Go through the entries below and print each one exactly, leaving out pictures.

======== Raw records ========

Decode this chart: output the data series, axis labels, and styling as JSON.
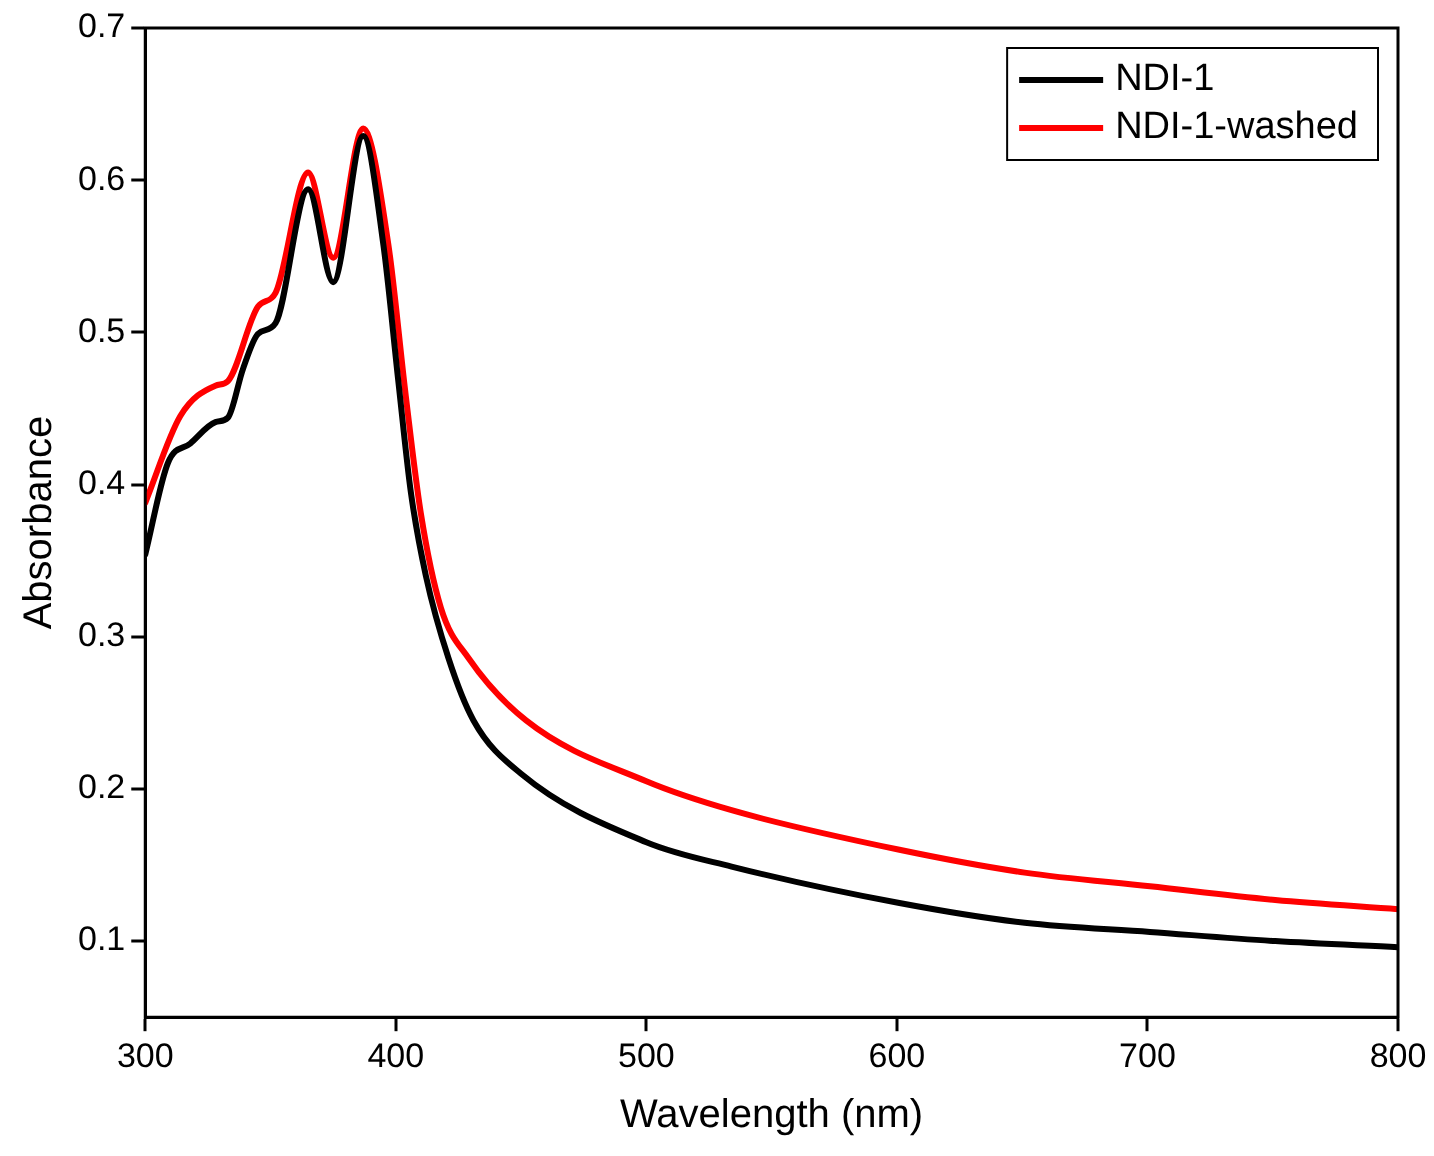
{
  "chart_data": {
    "type": "line",
    "xlabel": "Wavelength (nm)",
    "ylabel": "Absorbance",
    "xlim": [
      300,
      800
    ],
    "ylim": [
      0.05,
      0.7
    ],
    "xticks": [
      300,
      400,
      500,
      600,
      700,
      800
    ],
    "yticks": [
      0.1,
      0.2,
      0.3,
      0.4,
      0.5,
      0.6,
      0.7
    ],
    "grid": false,
    "legend": "top right",
    "marker": "none",
    "line_style": "solid",
    "series": [
      {
        "name": "NDI-1",
        "color": "#000000",
        "x": [
          300,
          309,
          318,
          328,
          333,
          339,
          345,
          352,
          365,
          375,
          387,
          395,
          401,
          406,
          412,
          421,
          431,
          450,
          500,
          534,
          601,
          651,
          701,
          751,
          800
        ],
        "values": [
          0.354,
          0.414,
          0.427,
          0.441,
          0.444,
          0.476,
          0.499,
          0.506,
          0.594,
          0.533,
          0.629,
          0.558,
          0.468,
          0.395,
          0.34,
          0.286,
          0.245,
          0.21,
          0.165,
          0.149,
          0.125,
          0.112,
          0.106,
          0.1,
          0.096
        ]
      },
      {
        "name": "NDI-1-washed",
        "color": "#ff0000",
        "x": [
          300,
          314,
          328,
          333,
          345,
          352,
          365,
          375,
          387,
          397,
          404,
          410,
          418,
          429,
          452,
          500,
          534,
          601,
          651,
          701,
          751,
          800
        ],
        "values": [
          0.388,
          0.445,
          0.465,
          0.468,
          0.517,
          0.526,
          0.605,
          0.549,
          0.634,
          0.558,
          0.458,
          0.381,
          0.319,
          0.286,
          0.245,
          0.205,
          0.186,
          0.16,
          0.145,
          0.136,
          0.127,
          0.121
        ]
      }
    ]
  }
}
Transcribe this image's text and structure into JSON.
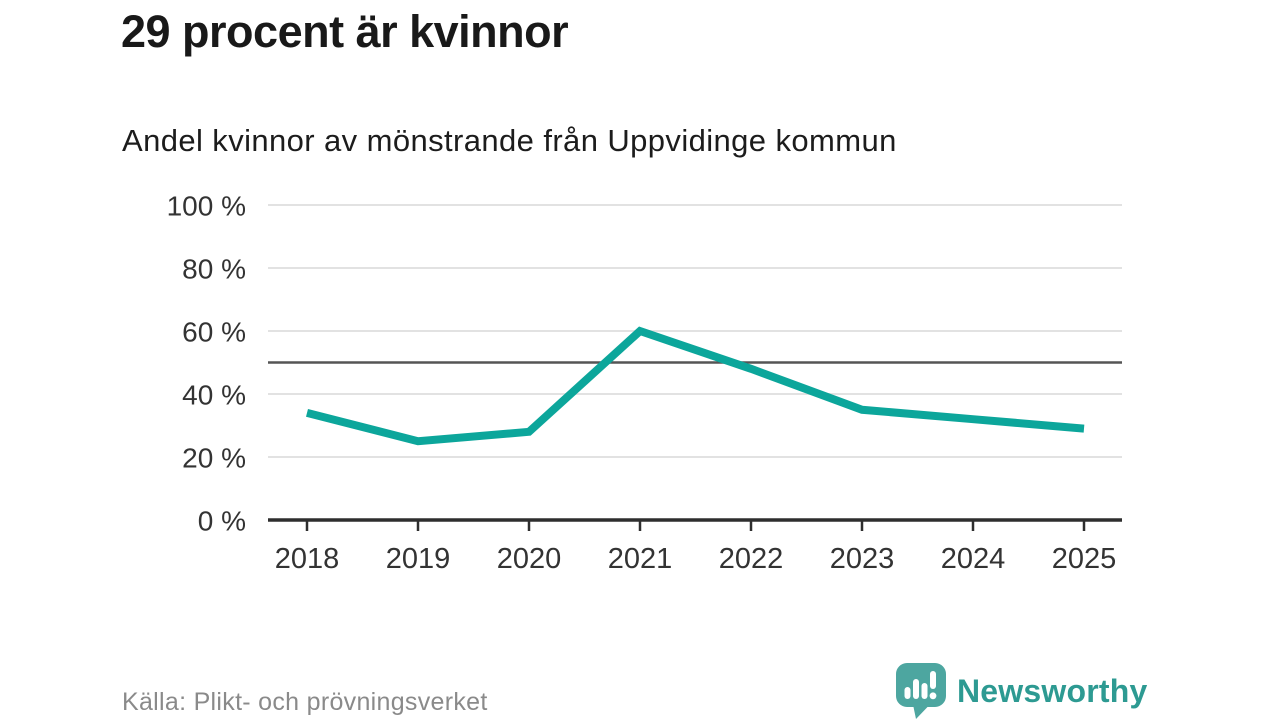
{
  "header": {
    "title": "29 procent är kvinnor",
    "subtitle": "Andel kvinnor av mönstrande från Uppvidinge kommun"
  },
  "chart_data": {
    "type": "line",
    "title": "29 procent är kvinnor",
    "subtitle": "Andel kvinnor av mönstrande från Uppvidinge kommun",
    "x": [
      "2018",
      "2019",
      "2020",
      "2021",
      "2022",
      "2023",
      "2024",
      "2025"
    ],
    "series": [
      {
        "name": "Andel kvinnor av mönstrande (%)",
        "color": "#0ca69b",
        "values": [
          34,
          25,
          28,
          60,
          48,
          35,
          32,
          29
        ]
      }
    ],
    "xlabel": "",
    "ylabel": "",
    "ylim": [
      0,
      100
    ],
    "grid": true,
    "legend_position": "none",
    "yticks": [
      {
        "value": 0,
        "label": "0 %"
      },
      {
        "value": 20,
        "label": "20 %"
      },
      {
        "value": 40,
        "label": "40 %"
      },
      {
        "value": 60,
        "label": "60 %"
      },
      {
        "value": 80,
        "label": "80 %"
      },
      {
        "value": 100,
        "label": "100 %"
      }
    ],
    "reference_line": {
      "value": 50,
      "color": "#555555"
    },
    "grid_color": "#e2e2e2",
    "axis_color": "#2e2e2e",
    "tick_label_color": "#333333"
  },
  "footer": {
    "source": "Källa: Plikt- och prövningsverket",
    "brand": "Newsworthy",
    "brand_color": "#2d9a92",
    "logo_color": "#4da6a0"
  }
}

========

= Task response =
Decode this chart: output the data series, axis labels, and styling as JSON.
{
  "chart_data": {
    "type": "line",
    "xlabel": "Wavelength (nm)",
    "ylabel": "Absorbance",
    "xlim": [
      300,
      800
    ],
    "ylim": [
      0.05,
      0.7
    ],
    "xticks": [
      300,
      400,
      500,
      600,
      700,
      800
    ],
    "yticks": [
      0.1,
      0.2,
      0.3,
      0.4,
      0.5,
      0.6,
      0.7
    ],
    "grid": false,
    "legend": "top right",
    "marker": "none",
    "line_style": "solid",
    "series": [
      {
        "name": "NDI-1",
        "color": "#000000",
        "x": [
          300,
          309,
          318,
          328,
          333,
          339,
          345,
          352,
          365,
          375,
          387,
          395,
          401,
          406,
          412,
          421,
          431,
          450,
          500,
          534,
          601,
          651,
          701,
          751,
          800
        ],
        "values": [
          0.354,
          0.414,
          0.427,
          0.441,
          0.444,
          0.476,
          0.499,
          0.506,
          0.594,
          0.533,
          0.629,
          0.558,
          0.468,
          0.395,
          0.34,
          0.286,
          0.245,
          0.21,
          0.165,
          0.149,
          0.125,
          0.112,
          0.106,
          0.1,
          0.096
        ]
      },
      {
        "name": "NDI-1-washed",
        "color": "#ff0000",
        "x": [
          300,
          314,
          328,
          333,
          345,
          352,
          365,
          375,
          387,
          397,
          404,
          410,
          418,
          429,
          452,
          500,
          534,
          601,
          651,
          701,
          751,
          800
        ],
        "values": [
          0.388,
          0.445,
          0.465,
          0.468,
          0.517,
          0.526,
          0.605,
          0.549,
          0.634,
          0.558,
          0.458,
          0.381,
          0.319,
          0.286,
          0.245,
          0.205,
          0.186,
          0.16,
          0.145,
          0.136,
          0.127,
          0.121
        ]
      }
    ]
  }
}
Transcribe this image's text and structure into JSON.
{
  "header": {
    "title": "29 procent är kvinnor",
    "subtitle": "Andel kvinnor av mönstrande från Uppvidinge kommun"
  },
  "chart_data": {
    "type": "line",
    "title": "29 procent är kvinnor",
    "subtitle": "Andel kvinnor av mönstrande från Uppvidinge kommun",
    "x": [
      "2018",
      "2019",
      "2020",
      "2021",
      "2022",
      "2023",
      "2024",
      "2025"
    ],
    "series": [
      {
        "name": "Andel kvinnor av mönstrande (%)",
        "color": "#0ca69b",
        "values": [
          34,
          25,
          28,
          60,
          48,
          35,
          32,
          29
        ]
      }
    ],
    "xlabel": "",
    "ylabel": "",
    "ylim": [
      0,
      100
    ],
    "grid": true,
    "legend_position": "none",
    "yticks": [
      {
        "value": 0,
        "label": "0 %"
      },
      {
        "value": 20,
        "label": "20 %"
      },
      {
        "value": 40,
        "label": "40 %"
      },
      {
        "value": 60,
        "label": "60 %"
      },
      {
        "value": 80,
        "label": "80 %"
      },
      {
        "value": 100,
        "label": "100 %"
      }
    ],
    "reference_line": {
      "value": 50,
      "color": "#555555"
    },
    "grid_color": "#e2e2e2",
    "axis_color": "#2e2e2e",
    "tick_label_color": "#333333"
  },
  "footer": {
    "source": "Källa: Plikt- och prövningsverket",
    "brand": "Newsworthy",
    "brand_color": "#2d9a92",
    "logo_color": "#4da6a0"
  }
}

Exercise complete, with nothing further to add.